--- START Source data ---

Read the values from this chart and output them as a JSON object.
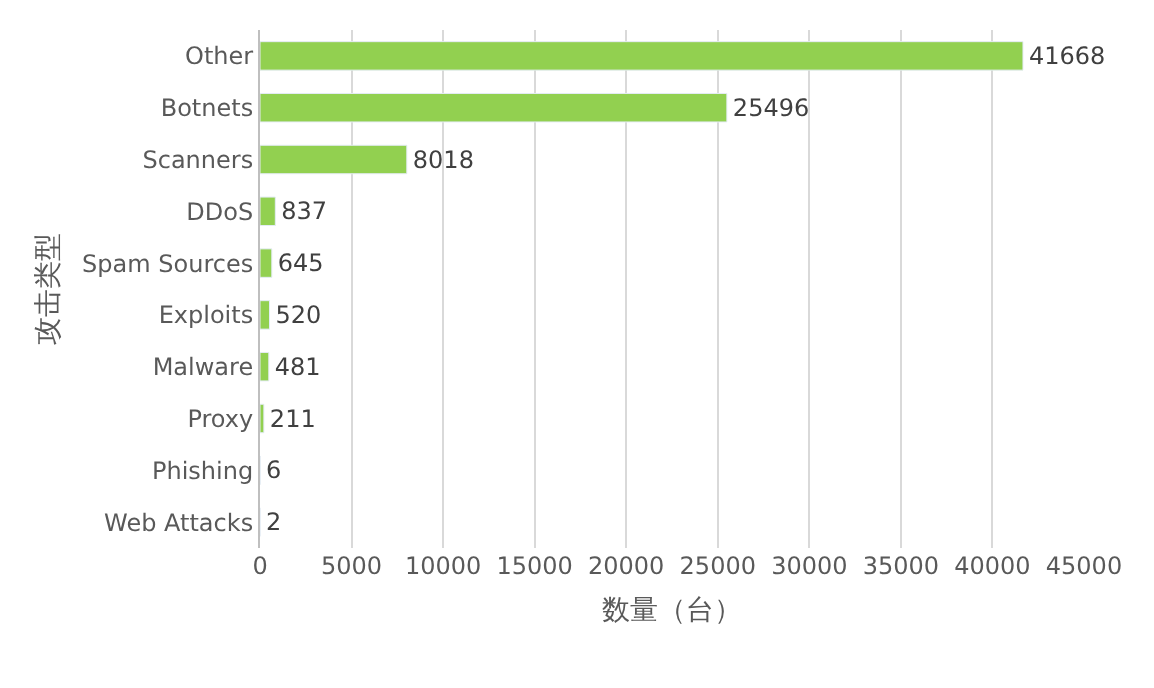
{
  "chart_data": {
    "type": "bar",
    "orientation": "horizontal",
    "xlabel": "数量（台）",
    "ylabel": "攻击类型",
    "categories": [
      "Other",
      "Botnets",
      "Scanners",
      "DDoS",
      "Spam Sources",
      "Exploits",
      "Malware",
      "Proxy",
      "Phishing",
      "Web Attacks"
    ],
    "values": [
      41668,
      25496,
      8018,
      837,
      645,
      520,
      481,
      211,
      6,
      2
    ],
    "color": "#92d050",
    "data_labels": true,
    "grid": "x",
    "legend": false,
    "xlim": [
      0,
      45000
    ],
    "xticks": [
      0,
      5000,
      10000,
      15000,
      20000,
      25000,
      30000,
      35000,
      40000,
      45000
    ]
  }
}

--- END Source data ---
--- START Source data ---

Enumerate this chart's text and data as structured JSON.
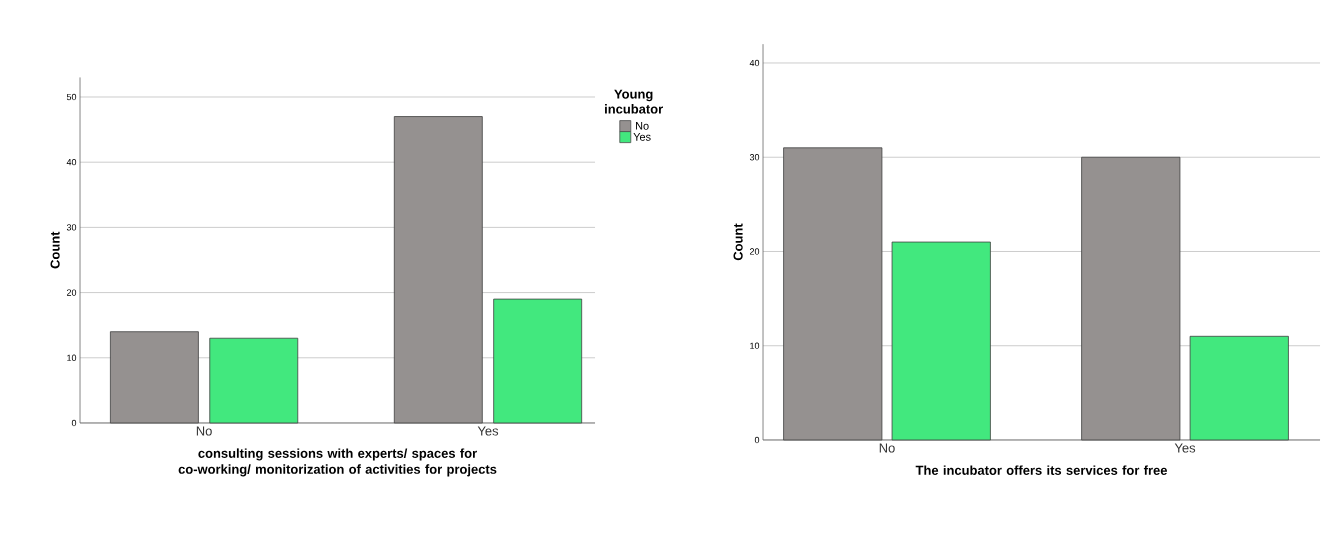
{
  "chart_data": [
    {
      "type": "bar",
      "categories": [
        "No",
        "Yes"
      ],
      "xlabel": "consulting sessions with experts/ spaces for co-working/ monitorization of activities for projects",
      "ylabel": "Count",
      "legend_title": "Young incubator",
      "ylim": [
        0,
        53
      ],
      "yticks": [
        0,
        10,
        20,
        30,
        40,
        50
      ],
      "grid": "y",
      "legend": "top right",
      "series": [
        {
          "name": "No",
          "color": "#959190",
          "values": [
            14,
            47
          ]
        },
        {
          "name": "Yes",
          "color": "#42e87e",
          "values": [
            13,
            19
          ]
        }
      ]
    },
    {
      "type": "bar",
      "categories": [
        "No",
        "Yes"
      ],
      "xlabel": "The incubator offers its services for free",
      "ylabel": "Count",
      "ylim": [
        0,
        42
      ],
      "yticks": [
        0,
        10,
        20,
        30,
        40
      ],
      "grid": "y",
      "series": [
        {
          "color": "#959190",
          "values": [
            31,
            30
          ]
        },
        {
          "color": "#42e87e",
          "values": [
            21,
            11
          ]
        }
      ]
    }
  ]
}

--- END Source data ---
--- START Source data ---

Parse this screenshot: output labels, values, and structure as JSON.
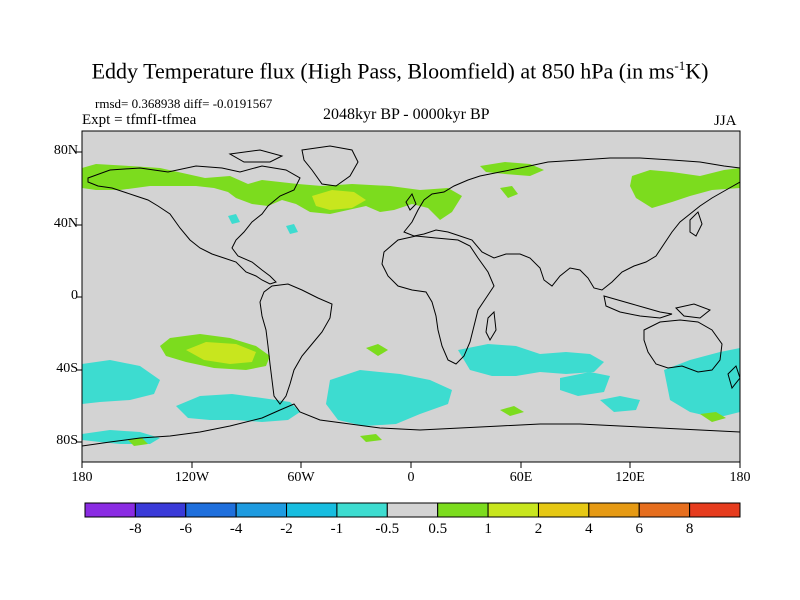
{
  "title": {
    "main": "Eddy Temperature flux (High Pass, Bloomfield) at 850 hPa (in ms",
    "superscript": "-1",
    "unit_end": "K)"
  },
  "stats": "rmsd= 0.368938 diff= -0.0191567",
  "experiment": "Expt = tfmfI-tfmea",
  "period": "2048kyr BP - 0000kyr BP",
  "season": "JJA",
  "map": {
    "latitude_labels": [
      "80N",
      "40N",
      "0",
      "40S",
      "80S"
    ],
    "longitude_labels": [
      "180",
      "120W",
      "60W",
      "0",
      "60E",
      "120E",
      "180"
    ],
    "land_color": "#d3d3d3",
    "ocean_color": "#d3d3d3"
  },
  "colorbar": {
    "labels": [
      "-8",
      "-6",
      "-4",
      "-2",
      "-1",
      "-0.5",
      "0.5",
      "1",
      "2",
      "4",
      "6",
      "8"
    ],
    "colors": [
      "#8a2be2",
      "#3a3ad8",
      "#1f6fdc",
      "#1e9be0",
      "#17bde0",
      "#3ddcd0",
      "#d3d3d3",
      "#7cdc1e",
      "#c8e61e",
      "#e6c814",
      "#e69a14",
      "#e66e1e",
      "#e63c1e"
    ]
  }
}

--- END Source data ---

→ **What is required**
Count how many lines of the material hold the string "incubator". Give the number and nothing more.

→ **Worked solution**
2